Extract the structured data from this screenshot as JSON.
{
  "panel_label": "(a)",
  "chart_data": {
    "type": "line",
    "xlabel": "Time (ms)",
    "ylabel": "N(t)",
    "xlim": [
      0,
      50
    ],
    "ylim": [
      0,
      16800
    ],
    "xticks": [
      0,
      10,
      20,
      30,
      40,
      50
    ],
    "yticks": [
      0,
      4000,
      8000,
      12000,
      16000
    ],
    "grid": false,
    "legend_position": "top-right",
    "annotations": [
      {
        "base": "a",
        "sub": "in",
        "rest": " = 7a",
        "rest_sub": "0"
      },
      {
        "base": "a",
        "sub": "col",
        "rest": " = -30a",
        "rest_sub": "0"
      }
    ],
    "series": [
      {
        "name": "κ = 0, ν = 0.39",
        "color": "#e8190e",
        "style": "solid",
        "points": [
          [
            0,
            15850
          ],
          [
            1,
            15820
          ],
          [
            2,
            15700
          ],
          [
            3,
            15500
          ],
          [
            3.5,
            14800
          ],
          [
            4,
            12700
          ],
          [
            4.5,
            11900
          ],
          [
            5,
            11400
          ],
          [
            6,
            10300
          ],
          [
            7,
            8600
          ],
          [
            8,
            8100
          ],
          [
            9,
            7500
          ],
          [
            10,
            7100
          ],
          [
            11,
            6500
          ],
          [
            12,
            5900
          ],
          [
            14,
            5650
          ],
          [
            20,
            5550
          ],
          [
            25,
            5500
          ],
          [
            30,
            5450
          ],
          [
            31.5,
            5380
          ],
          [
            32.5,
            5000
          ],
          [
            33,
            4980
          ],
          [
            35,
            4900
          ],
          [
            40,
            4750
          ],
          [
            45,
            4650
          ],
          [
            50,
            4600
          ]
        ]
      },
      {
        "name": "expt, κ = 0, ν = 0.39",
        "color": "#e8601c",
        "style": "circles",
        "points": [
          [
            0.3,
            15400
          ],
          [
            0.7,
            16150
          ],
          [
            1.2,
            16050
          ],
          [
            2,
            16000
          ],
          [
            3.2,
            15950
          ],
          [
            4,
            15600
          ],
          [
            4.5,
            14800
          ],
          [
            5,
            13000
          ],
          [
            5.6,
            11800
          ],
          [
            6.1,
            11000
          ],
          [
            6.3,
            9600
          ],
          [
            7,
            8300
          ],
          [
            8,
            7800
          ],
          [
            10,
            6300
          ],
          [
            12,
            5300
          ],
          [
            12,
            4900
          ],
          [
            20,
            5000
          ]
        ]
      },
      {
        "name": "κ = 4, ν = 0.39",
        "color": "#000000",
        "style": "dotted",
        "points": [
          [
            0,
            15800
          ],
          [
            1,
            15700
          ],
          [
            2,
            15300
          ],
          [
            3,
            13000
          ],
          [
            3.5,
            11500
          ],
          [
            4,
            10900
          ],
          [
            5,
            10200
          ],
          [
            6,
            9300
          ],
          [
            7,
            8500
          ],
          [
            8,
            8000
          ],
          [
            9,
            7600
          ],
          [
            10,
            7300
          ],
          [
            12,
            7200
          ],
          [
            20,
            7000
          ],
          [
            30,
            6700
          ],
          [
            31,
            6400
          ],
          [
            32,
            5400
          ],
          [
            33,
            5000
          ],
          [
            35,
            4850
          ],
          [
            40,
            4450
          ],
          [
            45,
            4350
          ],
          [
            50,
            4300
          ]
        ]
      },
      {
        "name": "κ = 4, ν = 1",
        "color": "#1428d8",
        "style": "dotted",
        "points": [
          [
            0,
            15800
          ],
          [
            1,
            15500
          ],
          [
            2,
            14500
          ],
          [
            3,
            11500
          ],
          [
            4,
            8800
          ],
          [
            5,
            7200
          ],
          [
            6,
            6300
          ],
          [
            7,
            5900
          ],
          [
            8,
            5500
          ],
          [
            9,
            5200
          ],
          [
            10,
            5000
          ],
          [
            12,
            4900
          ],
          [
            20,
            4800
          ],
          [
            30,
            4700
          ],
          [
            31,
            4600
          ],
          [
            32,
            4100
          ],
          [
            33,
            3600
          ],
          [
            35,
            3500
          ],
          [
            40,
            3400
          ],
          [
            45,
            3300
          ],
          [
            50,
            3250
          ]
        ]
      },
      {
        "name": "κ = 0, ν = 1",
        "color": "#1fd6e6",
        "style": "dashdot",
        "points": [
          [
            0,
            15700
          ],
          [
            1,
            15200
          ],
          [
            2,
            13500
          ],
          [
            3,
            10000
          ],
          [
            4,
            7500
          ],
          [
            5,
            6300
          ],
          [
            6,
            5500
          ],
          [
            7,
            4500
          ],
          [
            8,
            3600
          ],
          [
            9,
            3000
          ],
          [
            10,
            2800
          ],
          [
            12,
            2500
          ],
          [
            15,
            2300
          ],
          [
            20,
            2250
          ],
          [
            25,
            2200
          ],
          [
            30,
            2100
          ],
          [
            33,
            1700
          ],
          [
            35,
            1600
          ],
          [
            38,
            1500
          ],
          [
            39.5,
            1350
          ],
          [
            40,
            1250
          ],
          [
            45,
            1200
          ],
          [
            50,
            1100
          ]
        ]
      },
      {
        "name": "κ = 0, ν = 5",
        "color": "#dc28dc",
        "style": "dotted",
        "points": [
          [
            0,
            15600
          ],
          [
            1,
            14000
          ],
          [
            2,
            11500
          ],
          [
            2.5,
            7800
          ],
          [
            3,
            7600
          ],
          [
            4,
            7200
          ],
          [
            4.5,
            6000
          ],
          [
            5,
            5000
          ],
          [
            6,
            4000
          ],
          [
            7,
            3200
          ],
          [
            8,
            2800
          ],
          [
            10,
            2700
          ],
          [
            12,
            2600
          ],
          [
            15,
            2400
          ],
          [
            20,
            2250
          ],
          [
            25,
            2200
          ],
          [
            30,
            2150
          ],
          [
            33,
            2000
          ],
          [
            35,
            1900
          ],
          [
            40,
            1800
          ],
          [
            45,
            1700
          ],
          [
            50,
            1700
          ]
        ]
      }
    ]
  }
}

= Aim of the exercise =
Extract each line holding the string "name".

= The completed task =
        "name": "κ = 0, ν = 0.39",
        "name": "expt, κ = 0, ν = 0.39",
        "name": "κ = 4, ν = 0.39",
        "name": "κ = 4, ν = 1",
        "name": "κ = 0, ν = 1",
        "name": "κ = 0, ν = 5",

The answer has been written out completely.